Begin
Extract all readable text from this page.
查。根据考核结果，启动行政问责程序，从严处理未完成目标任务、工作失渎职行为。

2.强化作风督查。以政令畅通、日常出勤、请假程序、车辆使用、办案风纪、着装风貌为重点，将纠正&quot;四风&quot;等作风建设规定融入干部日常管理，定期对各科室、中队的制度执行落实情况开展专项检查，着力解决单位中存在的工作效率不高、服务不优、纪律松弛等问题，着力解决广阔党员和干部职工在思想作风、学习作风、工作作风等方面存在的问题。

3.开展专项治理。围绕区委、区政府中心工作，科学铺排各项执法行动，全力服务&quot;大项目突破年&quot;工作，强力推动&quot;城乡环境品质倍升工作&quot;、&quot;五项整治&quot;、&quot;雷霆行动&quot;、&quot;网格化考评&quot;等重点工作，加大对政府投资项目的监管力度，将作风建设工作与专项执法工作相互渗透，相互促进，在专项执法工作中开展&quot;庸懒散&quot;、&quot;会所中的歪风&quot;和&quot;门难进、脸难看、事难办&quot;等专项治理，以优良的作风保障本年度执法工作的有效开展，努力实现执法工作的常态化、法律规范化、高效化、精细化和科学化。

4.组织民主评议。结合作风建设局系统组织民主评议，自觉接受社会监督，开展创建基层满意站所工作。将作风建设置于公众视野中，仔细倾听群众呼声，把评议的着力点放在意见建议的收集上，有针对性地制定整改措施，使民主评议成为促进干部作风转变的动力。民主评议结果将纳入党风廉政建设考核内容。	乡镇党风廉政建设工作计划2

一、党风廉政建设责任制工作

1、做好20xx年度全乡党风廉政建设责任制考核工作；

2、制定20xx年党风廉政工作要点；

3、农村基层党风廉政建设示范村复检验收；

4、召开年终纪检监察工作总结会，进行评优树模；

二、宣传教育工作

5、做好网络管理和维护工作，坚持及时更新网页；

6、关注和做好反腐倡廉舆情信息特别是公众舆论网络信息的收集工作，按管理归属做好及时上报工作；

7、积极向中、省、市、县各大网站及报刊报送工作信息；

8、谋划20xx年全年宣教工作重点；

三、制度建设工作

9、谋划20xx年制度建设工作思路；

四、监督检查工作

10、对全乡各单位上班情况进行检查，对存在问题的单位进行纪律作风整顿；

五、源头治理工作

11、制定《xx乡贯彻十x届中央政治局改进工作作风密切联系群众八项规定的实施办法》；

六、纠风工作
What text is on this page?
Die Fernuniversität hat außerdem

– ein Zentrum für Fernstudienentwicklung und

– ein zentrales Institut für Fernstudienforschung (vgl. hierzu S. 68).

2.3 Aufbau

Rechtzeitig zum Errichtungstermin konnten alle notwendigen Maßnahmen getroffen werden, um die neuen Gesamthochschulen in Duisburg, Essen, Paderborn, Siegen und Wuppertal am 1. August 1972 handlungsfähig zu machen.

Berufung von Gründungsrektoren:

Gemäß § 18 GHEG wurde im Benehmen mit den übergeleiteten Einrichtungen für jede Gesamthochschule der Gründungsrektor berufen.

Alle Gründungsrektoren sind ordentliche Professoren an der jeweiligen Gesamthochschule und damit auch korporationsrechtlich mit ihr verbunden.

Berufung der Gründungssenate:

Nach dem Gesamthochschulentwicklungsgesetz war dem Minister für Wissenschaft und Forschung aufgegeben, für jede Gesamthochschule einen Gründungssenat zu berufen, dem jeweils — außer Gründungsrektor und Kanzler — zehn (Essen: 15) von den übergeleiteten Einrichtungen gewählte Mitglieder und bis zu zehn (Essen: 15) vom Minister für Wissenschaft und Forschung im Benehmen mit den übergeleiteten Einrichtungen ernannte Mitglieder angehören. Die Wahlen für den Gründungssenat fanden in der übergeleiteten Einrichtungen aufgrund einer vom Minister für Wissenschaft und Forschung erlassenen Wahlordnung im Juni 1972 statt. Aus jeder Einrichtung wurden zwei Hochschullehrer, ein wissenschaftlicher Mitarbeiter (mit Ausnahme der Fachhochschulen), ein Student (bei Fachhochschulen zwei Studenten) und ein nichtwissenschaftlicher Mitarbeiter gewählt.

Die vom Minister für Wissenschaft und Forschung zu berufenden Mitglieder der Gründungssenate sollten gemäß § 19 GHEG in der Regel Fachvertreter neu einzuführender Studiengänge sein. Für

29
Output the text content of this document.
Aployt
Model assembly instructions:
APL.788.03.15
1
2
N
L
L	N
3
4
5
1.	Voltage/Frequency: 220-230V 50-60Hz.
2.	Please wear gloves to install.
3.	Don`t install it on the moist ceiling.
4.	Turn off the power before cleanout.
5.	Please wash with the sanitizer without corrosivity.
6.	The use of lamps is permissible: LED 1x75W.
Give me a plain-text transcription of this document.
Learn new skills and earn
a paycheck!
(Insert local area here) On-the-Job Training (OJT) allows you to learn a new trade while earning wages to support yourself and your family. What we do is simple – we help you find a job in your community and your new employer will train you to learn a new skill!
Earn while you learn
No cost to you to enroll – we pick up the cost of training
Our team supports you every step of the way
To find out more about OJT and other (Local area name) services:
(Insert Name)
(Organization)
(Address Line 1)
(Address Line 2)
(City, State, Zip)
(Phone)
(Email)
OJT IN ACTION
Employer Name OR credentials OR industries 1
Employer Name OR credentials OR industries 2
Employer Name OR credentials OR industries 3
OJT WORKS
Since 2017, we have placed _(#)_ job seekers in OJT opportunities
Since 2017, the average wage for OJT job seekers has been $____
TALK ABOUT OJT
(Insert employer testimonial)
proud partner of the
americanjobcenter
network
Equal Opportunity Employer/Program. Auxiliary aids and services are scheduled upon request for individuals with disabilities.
End
Given problem
Print the listing above in its entirety, with every line exact.

Result of the exercise
Extract all readable text from this page.
查。根据考核结果，启动行政问责程序，从严处理未完成目标任务、工作失渎职行为。

2.强化作风督查。以政令畅通、日常出勤、请假程序、车辆使用、办案风纪、着装风貌为重点，将纠正&quot;四风&quot;等作风建设规定融入干部日常管理，定期对各科室、中队的制度执行落实情况开展专项检查，着力解决单位中存在的工作效率不高、服务不优、纪律松弛等问题，着力解决广阔党员和干部职工在思想作风、学习作风、工作作风等方面存在的问题。

3.开展专项治理。围绕区委、区政府中心工作，科学铺排各项执法行动，全力服务&quot;大项目突破年&quot;工作，强力推动&quot;城乡环境品质倍升工作&quot;、&quot;五项整治&quot;、&quot;雷霆行动&quot;、&quot;网格化考评&quot;等重点工作，加大对政府投资项目的监管力度，将作风建设工作与专项执法工作相互渗透，相互促进，在专项执法工作中开展&quot;庸懒散&quot;、&quot;会所中的歪风&quot;和&quot;门难进、脸难看、事难办&quot;等专项治理，以优良的作风保障本年度执法工作的有效开展，努力实现执法工作的常态化、法律规范化、高效化、精细化和科学化。

4.组织民主评议。结合作风建设局系统组织民主评议，自觉接受社会监督，开展创建基层满意站所工作。将作风建设置于公众视野中，仔细倾听群众呼声，把评议的着力点放在意见建议的收集上，有针对性地制定整改措施，使民主评议成为促进干部作风转变的动力。民主评议结果将纳入党风廉政建设考核内容。	乡镇党风廉政建设工作计划2

一、党风廉政建设责任制工作

1、做好20xx年度全乡党风廉政建设责任制考核工作；

2、制定20xx年党风廉政工作要点；

3、农村基层党风廉政建设示范村复检验收；

4、召开年终纪检监察工作总结会，进行评优树模；

二、宣传教育工作

5、做好网络管理和维护工作，坚持及时更新网页；

6、关注和做好反腐倡廉舆情信息特别是公众舆论网络信息的收集工作，按管理归属做好及时上报工作；

7、积极向中、省、市、县各大网站及报刊报送工作信息；

8、谋划20xx年全年宣教工作重点；

三、制度建设工作

9、谋划20xx年制度建设工作思路；

四、监督检查工作

10、对全乡各单位上班情况进行检查，对存在问题的单位进行纪律作风整顿；

五、源头治理工作

11、制定《xx乡贯彻十x届中央政治局改进工作作风密切联系群众八项规定的实施办法》；

六、纠风工作
What text is on this page?
Die Fernuniversität hat außerdem

– ein Zentrum für Fernstudienentwicklung und

– ein zentrales Institut für Fernstudienforschung (vgl. hierzu S. 68).

2.3 Aufbau

Rechtzeitig zum Errichtungstermin konnten alle notwendigen Maßnahmen getroffen werden, um die neuen Gesamthochschulen in Duisburg, Essen, Paderborn, Siegen und Wuppertal am 1. August 1972 handlungsfähig zu machen.

Berufung von Gründungsrektoren:

Gemäß § 18 GHEG wurde im Benehmen mit den übergeleiteten Einrichtungen für jede Gesamthochschule der Gründungsrektor berufen.

Alle Gründungsrektoren sind ordentliche Professoren an der jeweiligen Gesamthochschule und damit auch korporationsrechtlich mit ihr verbunden.

Berufung der Gründungssenate:

Nach dem Gesamthochschulentwicklungsgesetz war dem Minister für Wissenschaft und Forschung aufgegeben, für jede Gesamthochschule einen Gründungssenat zu berufen, dem jeweils — außer Gründungsrektor und Kanzler — zehn (Essen: 15) von den übergeleiteten Einrichtungen gewählte Mitglieder und bis zu zehn (Essen: 15) vom Minister für Wissenschaft und Forschung im Benehmen mit den übergeleiteten Einrichtungen ernannte Mitglieder angehören. Die Wahlen für den Gründungssenat fanden in der übergeleiteten Einrichtungen aufgrund einer vom Minister für Wissenschaft und Forschung erlassenen Wahlordnung im Juni 1972 statt. Aus jeder Einrichtung wurden zwei Hochschullehrer, ein wissenschaftlicher Mitarbeiter (mit Ausnahme der Fachhochschulen), ein Student (bei Fachhochschulen zwei Studenten) und ein nichtwissenschaftlicher Mitarbeiter gewählt.

Die vom Minister für Wissenschaft und Forschung zu berufenden Mitglieder der Gründungssenate sollten gemäß § 19 GHEG in der Regel Fachvertreter neu einzuführender Studiengänge sein. Für

29
Output the text content of this document.
Aployt
Model assembly instructions:
APL.788.03.15
1
2
N
L
L	N
3
4
5
1.	Voltage/Frequency: 220-230V 50-60Hz.
2.	Please wear gloves to install.
3.	Don`t install it on the moist ceiling.
4.	Turn off the power before cleanout.
5.	Please wash with the sanitizer without corrosivity.
6.	The use of lamps is permissible: LED 1x75W.
Give me a plain-text transcription of this document.
Learn new skills and earn
a paycheck!
(Insert local area here) On-the-Job Training (OJT) allows you to learn a new trade while earning wages to support yourself and your family. What we do is simple – we help you find a job in your community and your new employer will train you to learn a new skill!
Earn while you learn
No cost to you to enroll – we pick up the cost of training
Our team supports you every step of the way
To find out more about OJT and other (Local area name) services:
(Insert Name)
(Organization)
(Address Line 1)
(Address Line 2)
(City, State, Zip)
(Phone)
(Email)
OJT IN ACTION
Employer Name OR credentials OR industries 1
Employer Name OR credentials OR industries 2
Employer Name OR credentials OR industries 3
OJT WORKS
Since 2017, we have placed _(#)_ job seekers in OJT opportunities
Since 2017, the average wage for OJT job seekers has been $____
TALK ABOUT OJT
(Insert employer testimonial)
proud partner of the
americanjobcenter
network
Equal Opportunity Employer/Program. Auxiliary aids and services are scheduled upon request for individuals with disabilities.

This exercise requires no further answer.